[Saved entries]
====================
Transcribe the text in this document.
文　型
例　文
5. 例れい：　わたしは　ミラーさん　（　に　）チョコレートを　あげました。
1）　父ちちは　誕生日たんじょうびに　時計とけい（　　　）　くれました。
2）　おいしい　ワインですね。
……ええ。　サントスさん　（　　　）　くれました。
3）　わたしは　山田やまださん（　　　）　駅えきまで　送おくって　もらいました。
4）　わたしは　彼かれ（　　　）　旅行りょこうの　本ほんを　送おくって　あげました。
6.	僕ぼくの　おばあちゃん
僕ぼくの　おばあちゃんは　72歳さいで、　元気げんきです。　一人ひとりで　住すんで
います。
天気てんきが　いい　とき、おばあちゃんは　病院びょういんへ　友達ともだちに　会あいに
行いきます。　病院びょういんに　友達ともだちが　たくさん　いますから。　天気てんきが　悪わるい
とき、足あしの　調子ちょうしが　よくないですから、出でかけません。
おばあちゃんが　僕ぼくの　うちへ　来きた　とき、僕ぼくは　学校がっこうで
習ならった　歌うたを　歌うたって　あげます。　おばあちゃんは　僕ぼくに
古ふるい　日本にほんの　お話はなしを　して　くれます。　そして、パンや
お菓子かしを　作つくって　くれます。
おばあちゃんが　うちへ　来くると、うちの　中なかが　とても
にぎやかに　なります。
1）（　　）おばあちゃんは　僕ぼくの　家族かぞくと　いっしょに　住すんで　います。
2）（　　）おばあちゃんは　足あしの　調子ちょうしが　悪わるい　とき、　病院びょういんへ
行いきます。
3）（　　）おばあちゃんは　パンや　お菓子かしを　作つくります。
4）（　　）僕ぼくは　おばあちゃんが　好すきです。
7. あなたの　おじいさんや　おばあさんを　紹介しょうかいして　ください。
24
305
====================
● GOAL
Look through the entries and return every line where "お菓子かしを" appears.

● TASK RESPONSE
お菓子かしを　作つくって　くれます。
3）（　　）おばあちゃんは　パンや　お菓子かしを　作つくります。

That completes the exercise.